▶ _Task_:
Gather up the lines that contain "text".

▶ _Recorded data_:
* * * * * * *
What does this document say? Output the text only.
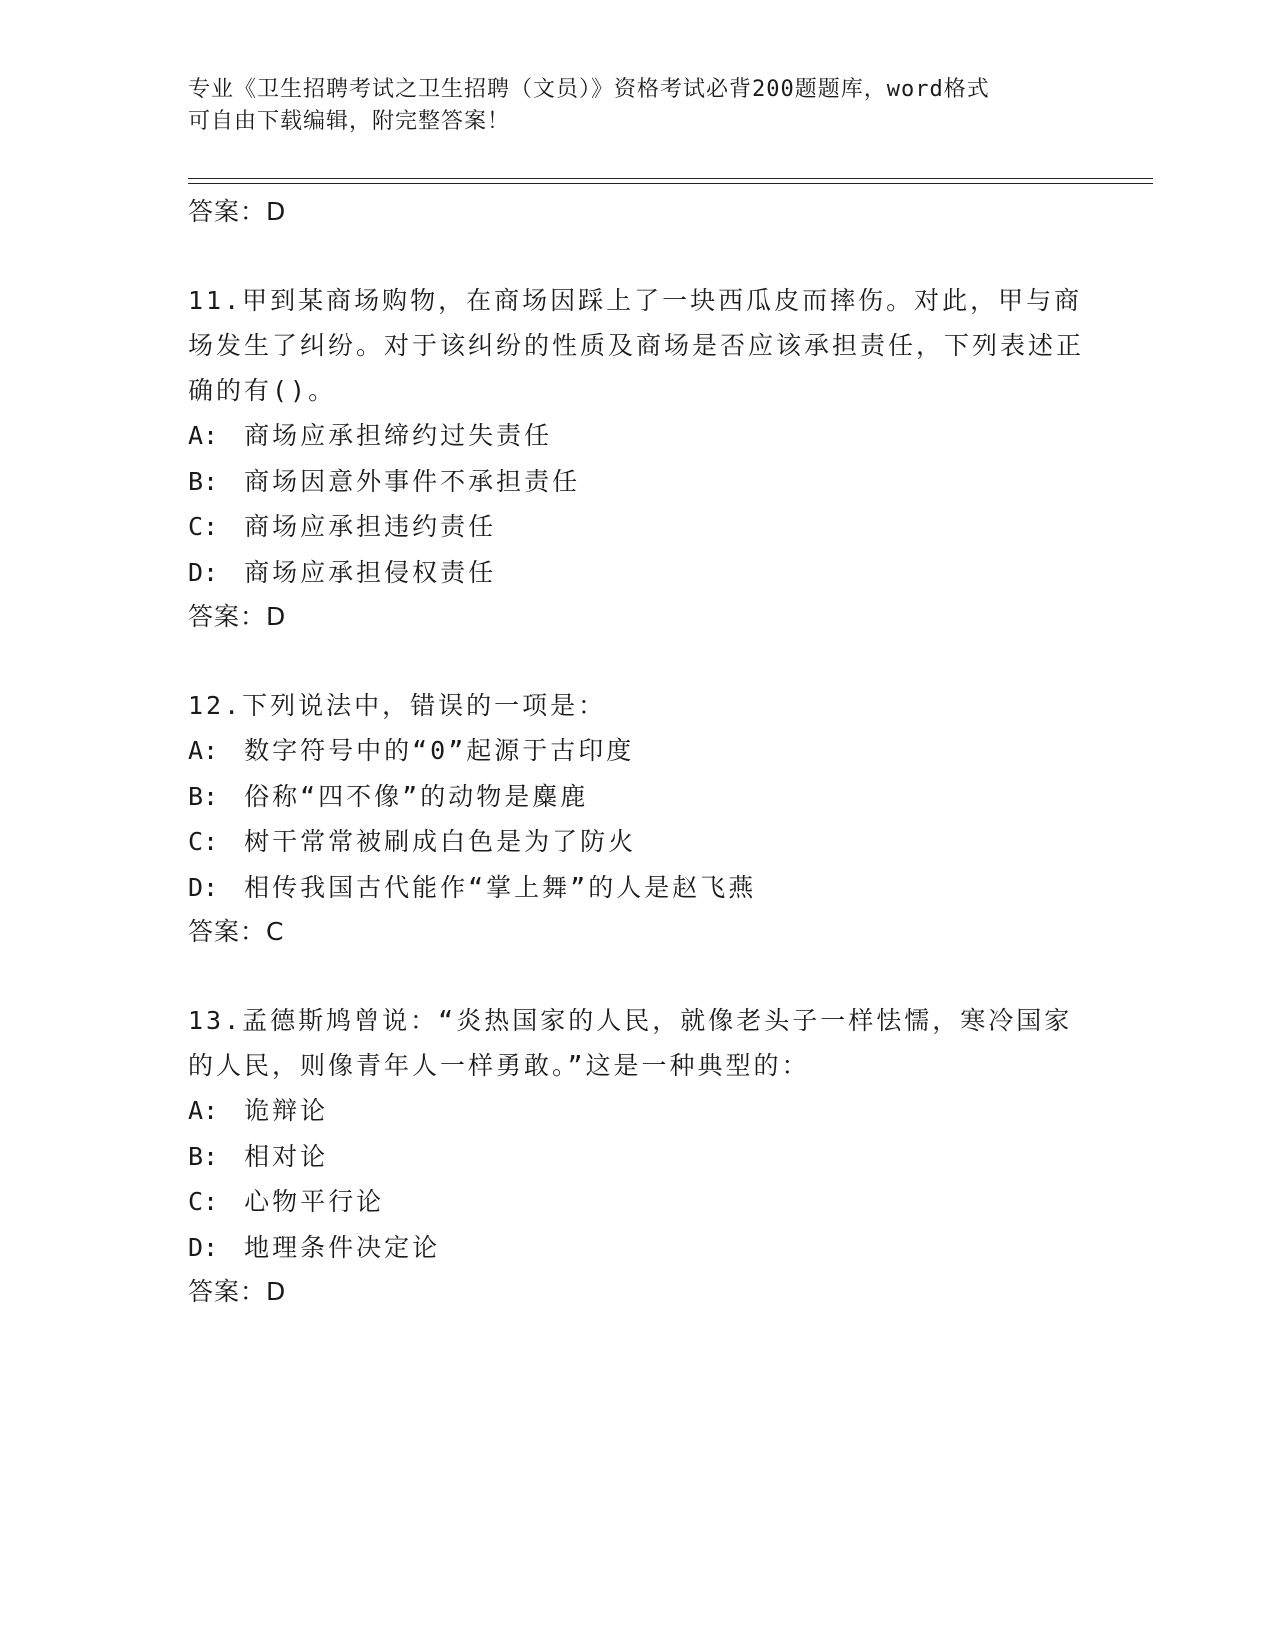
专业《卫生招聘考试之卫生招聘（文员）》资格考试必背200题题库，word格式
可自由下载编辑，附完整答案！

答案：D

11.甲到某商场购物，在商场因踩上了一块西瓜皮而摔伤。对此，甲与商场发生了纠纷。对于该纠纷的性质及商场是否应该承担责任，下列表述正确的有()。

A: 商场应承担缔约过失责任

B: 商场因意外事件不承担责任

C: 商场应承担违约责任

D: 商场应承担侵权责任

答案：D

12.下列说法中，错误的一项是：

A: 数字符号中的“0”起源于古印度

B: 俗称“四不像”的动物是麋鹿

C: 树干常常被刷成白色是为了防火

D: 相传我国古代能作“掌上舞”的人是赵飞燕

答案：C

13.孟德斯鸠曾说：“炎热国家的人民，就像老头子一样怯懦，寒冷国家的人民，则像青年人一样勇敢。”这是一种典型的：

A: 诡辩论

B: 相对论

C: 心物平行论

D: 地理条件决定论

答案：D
* * * * * * *
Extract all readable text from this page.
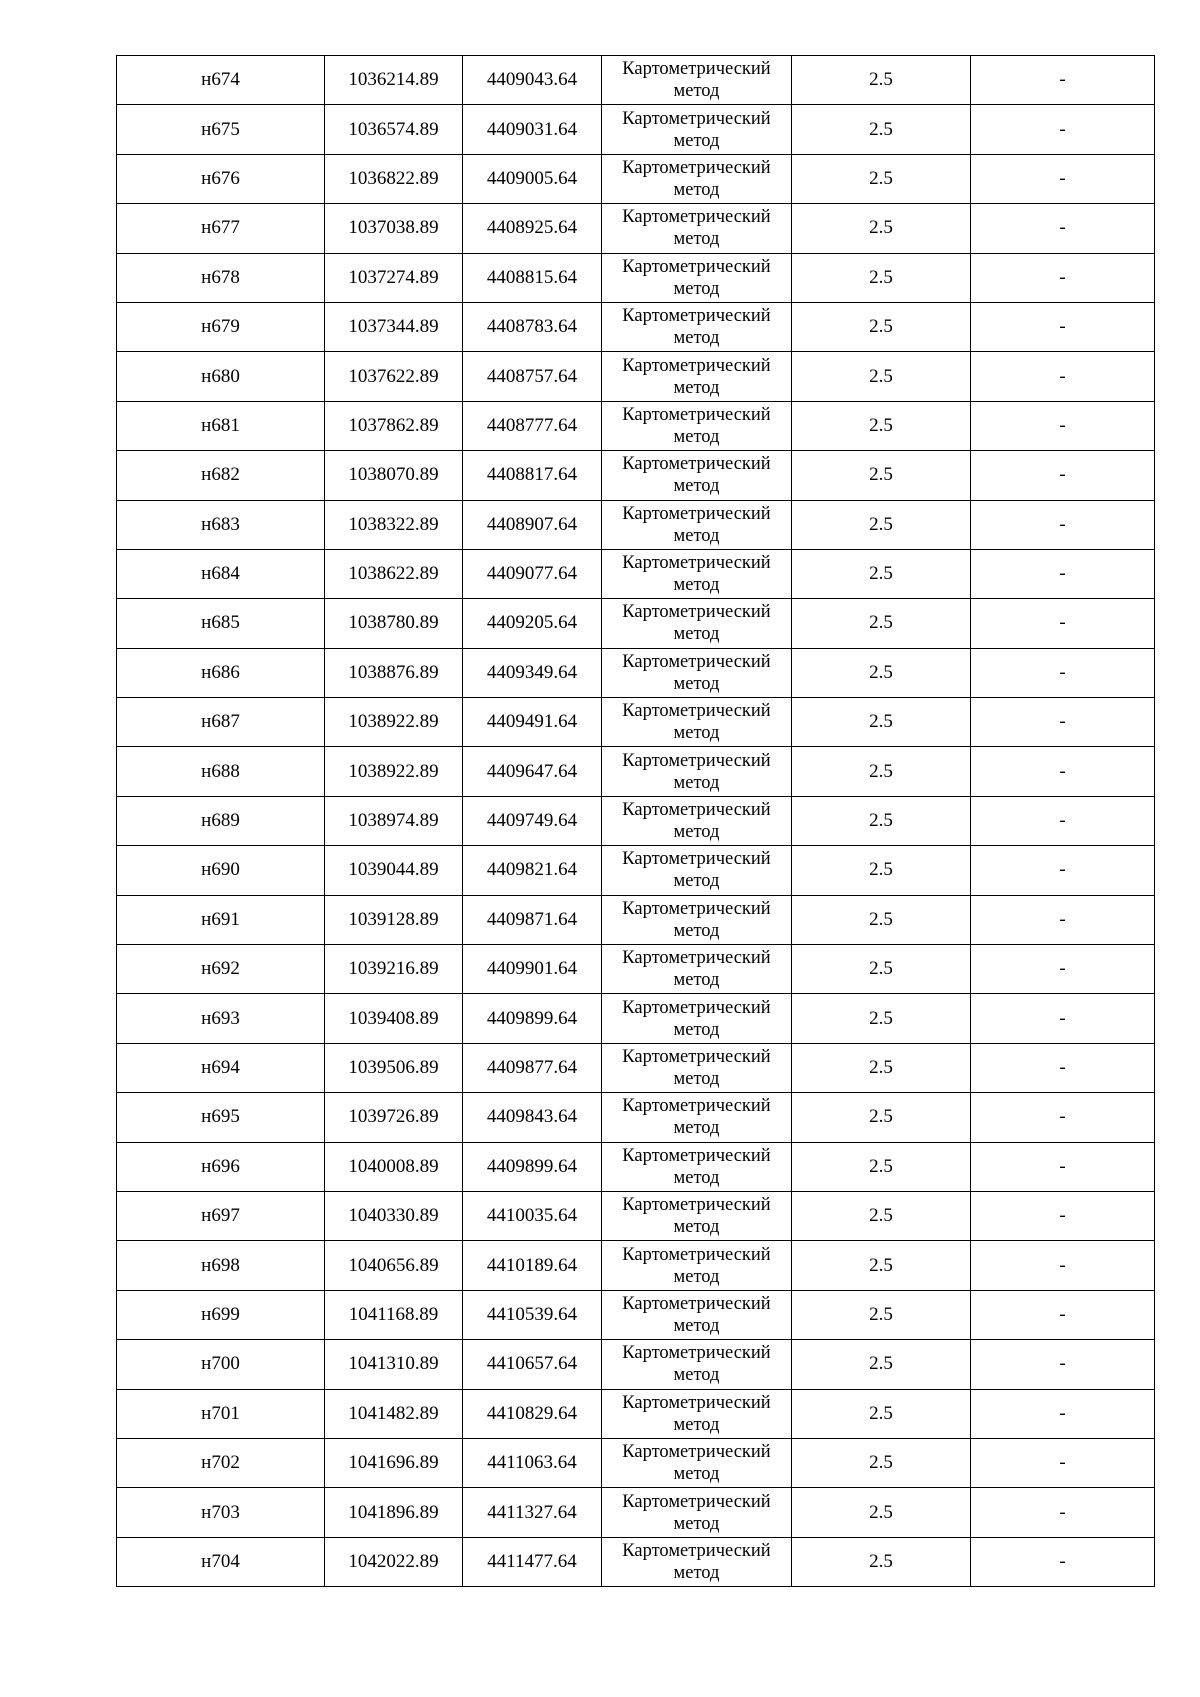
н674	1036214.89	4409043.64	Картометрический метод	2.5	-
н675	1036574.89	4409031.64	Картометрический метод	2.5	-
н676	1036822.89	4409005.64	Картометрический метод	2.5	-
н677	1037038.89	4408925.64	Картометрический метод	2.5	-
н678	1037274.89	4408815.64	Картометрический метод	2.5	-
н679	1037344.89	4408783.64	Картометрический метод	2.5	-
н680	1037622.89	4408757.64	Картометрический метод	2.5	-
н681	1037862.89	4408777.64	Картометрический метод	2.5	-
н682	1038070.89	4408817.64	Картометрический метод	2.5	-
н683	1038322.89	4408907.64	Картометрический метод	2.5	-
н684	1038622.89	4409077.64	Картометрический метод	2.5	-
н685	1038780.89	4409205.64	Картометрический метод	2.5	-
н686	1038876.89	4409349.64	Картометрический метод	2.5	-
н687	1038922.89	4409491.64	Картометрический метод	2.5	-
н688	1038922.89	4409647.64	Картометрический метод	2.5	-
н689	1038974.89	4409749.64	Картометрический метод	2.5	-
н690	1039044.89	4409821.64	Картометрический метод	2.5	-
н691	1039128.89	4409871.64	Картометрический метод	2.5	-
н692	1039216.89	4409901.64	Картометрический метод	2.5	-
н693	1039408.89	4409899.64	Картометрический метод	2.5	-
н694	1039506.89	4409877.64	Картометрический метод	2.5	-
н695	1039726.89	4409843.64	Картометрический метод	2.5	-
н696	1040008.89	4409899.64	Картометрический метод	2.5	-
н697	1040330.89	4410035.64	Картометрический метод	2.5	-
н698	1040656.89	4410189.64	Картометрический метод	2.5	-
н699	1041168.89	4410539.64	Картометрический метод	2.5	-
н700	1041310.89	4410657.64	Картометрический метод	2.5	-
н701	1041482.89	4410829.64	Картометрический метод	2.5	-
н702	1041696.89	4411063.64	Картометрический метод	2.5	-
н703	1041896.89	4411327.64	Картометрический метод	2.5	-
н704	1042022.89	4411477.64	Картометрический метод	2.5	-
* * * * * * *
▶ _Result for this task_:
What does this document say? Output the text only.
Extract all readable text from this page.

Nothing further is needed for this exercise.